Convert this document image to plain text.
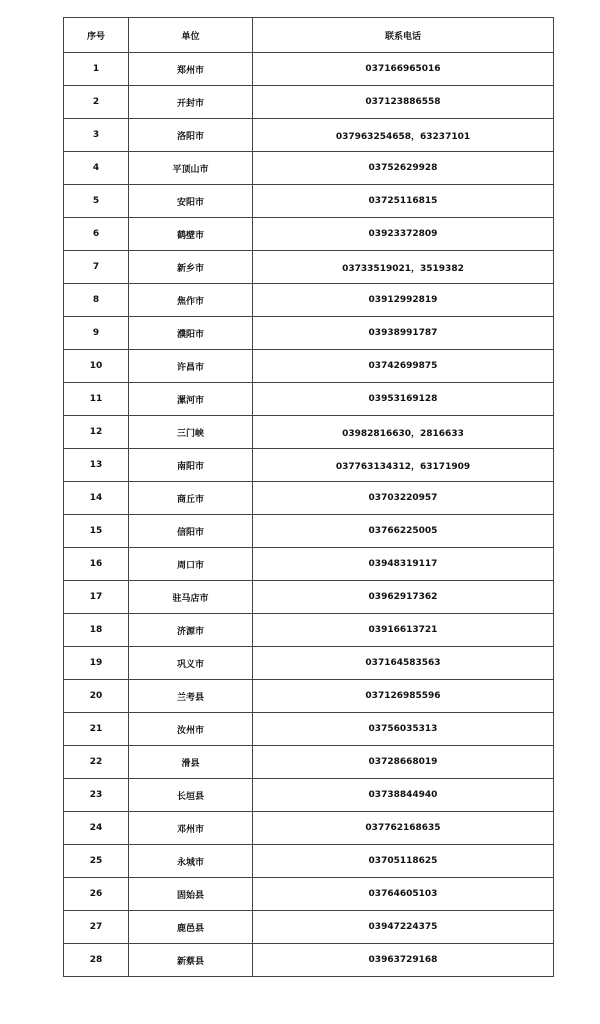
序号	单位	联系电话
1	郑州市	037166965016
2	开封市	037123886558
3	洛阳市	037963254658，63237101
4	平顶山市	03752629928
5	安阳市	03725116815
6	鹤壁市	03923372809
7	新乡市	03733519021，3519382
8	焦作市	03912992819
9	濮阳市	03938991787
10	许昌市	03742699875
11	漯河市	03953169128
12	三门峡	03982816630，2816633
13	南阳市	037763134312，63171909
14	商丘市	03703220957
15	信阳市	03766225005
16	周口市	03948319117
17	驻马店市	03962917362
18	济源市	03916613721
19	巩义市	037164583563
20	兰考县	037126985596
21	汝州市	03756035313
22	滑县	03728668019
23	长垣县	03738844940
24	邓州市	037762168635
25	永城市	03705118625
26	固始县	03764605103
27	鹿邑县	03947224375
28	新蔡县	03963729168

=====

What you will do
Extract the text of all the records above verbatim, excluding pictures.

Finished answer
Convert this document image to plain text.
序号	单位	联系电话
1	郑州市	037166965016
2	开封市	037123886558
3	洛阳市	037963254658，63237101
4	平顶山市	03752629928
5	安阳市	03725116815
6	鹤壁市	03923372809
7	新乡市	03733519021，3519382
8	焦作市	03912992819
9	濮阳市	03938991787
10	许昌市	03742699875
11	漯河市	03953169128
12	三门峡	03982816630，2816633
13	南阳市	037763134312，63171909
14	商丘市	03703220957
15	信阳市	03766225005
16	周口市	03948319117
17	驻马店市	03962917362
18	济源市	03916613721
19	巩义市	037164583563
20	兰考县	037126985596
21	汝州市	03756035313
22	滑县	03728668019
23	长垣县	03738844940
24	邓州市	037762168635
25	永城市	03705118625
26	固始县	03764605103
27	鹿邑县	03947224375
28	新蔡县	03963729168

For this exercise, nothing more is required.